● **Passage to read**:

Shortly thereafter, when she and Cosmic Boy visited Element Lad's home planet of Trom, they found a resurrected Garth in a crystalline version of Element Lad's body, recreated from electrified crystals Spark had found and placed there. Uncertain of how to react to him, it was some time before they reconciled properly.

"Threeboot"

With the 2005 revamp of the Legion, Imra's personal history stayed largely the same, although her powers (and those of the Titanian race) have now changed drastically. The Titanians only communicate telepathically, having lost use of their vocal cords due to centuries of evolution. It's stated, in the case of another Titanian, that somehow this type of telepathy can mimic the likeness of verbal communication, rendering a mute Titanian able to make some tongue-in-cheek humor, or change the "tone" of his telepathy according to the situation. As a result, Imra only "talks" by broadcasting her thoughts to her fellow Legion members. She is still able to read minds, but cannot express herself in spoken language, which puts her at a disadvantage in those situations where her telepathy is useless.

Imra's appearance has again changed slightly. Her new uniform is similar to her Post-Zero Hour uniform in design, but colored red instead of pink. This uniform is later changed again by M'rissey.

Imra has always been portrayed as cold, but this latest revamp further exaggerates this personality trait. She engages in emotional isolation, and has a very serious, introverted demeanor. This may, in part, be caused by shame over her muteness, which she managed to keep secret from the Legion (with the exception of Lightning Lad) for quite some time. In fact, Lightning Lad seems to be the only one Imra feels comfortable opening up to, (a nod to their Pre-Crisis relationship, and the basis for the revamping of their engagement). Her mother holds a high position in the UP Council, and was instrumental in forging the current alliance between the UP and the Legion.

Her coldness, however, is shown to hide much deeper insecurities; neglected by Lightning Lad, utterly devoting himself to the Legion cause, she always harbors feelings of inadequacy, putting all the blame for her failing relationship on her perceived lack of attractiveness, her plain personality, and her "handicap". When Ultra Boy tries to comfort her, Imra shares a moment of passion, soon discovered by her teammates, of which Lightning Lad isn't informed. Later Lightning Lad is made aware of her affair, putting a considerable strain on her relationship, leading Imra to avoid Garth for a time. Pressured by dealing with the increasing antisocial behavior of Princess Projectra, Imra is forced to admit her true feelings to him, including the possibility of having consummated her passion with Ultra Boy on the mind plane.

Using her telepathy, Imra was instrumental in locating the wraith-like form of Mon-El, hearing his telepathic pleas for help. She pursued a warm relationship with Garth, and kept in contact with her mother, even knowing that the strained relationships between the UP and the Legion mean that her mother risks her career whenever she meets her own daughter.

It's mentioned that her Legion Ring is modified to reroute mental impulses, enabling her to benefit from the improved range of communication and reply telepathically to spoken radio communication.

● **Data provided**:
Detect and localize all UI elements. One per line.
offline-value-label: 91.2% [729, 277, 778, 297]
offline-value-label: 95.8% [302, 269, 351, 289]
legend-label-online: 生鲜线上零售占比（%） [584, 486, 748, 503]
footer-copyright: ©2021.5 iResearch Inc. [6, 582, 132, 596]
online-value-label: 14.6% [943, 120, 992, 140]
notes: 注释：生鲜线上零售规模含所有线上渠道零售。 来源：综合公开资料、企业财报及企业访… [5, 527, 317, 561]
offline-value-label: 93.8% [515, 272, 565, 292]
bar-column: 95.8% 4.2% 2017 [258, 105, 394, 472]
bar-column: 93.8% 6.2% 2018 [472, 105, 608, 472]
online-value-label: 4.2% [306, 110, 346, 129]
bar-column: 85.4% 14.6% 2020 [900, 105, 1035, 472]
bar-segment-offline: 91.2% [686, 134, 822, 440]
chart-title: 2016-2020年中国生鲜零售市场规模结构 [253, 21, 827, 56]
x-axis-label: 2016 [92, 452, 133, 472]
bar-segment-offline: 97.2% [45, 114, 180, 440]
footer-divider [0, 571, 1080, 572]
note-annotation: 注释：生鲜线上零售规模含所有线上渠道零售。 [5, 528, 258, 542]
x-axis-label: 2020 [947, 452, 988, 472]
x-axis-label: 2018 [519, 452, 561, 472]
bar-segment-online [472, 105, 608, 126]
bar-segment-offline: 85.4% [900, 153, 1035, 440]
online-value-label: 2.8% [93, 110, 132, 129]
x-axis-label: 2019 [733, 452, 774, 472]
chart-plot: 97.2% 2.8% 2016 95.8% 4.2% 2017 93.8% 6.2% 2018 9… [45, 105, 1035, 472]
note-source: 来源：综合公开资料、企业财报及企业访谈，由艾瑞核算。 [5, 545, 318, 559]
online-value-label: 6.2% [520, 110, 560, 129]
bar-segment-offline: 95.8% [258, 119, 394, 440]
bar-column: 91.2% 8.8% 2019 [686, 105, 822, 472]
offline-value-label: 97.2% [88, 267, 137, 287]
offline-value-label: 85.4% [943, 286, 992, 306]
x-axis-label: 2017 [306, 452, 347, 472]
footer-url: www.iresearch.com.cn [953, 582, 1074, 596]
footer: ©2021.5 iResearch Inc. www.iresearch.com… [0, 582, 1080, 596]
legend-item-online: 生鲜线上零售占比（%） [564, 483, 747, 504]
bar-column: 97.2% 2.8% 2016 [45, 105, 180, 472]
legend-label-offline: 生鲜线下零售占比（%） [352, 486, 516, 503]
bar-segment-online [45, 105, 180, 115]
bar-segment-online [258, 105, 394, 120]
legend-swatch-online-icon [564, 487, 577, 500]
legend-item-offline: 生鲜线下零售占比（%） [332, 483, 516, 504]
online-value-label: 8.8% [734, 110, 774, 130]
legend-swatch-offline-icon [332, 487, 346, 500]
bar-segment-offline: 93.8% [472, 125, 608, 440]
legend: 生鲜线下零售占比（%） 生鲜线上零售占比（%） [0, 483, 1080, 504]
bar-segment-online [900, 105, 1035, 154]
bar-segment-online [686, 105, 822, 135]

● **Written task 1**: Reproduce the passage about Imra word for word, starting with "Using her telepathy, Imra" and going on through "her own daughter.".
● **Written task 2**: Quote the records from their first line through the line that contains "offline-value-label: 93.8% [515, 272, 565, 292]", including both of those lines.
The passage about Imra and the records have nothing to do with each other.

● **Finished answer 1**:
Using her telepathy, Imra was instrumental in locating the wraith-like form of Mon-El, hearing his telepathic pleas for help. She pursued a warm relationship with Garth, and kept in contact with her mother, even knowing that the strained relationships between the UP and the Legion mean that her mother risks her career whenever she meets her own daughter.

● **Finished answer 2**:
Detect and localize all UI elements. One per line.
offline-value-label: 91.2% [729, 277, 778, 297]
offline-value-label: 95.8% [302, 269, 351, 289]
legend-label-online: 生鲜线上零售占比（%） [584, 486, 748, 503]
footer-copyright: ©2021.5 iResearch Inc. [6, 582, 132, 596]
online-value-label: 14.6% [943, 120, 992, 140]
notes: 注释：生鲜线上零售规模含所有线上渠道零售。 来源：综合公开资料、企业财报及企业访… [5, 527, 317, 561]
offline-value-label: 93.8% [515, 272, 565, 292]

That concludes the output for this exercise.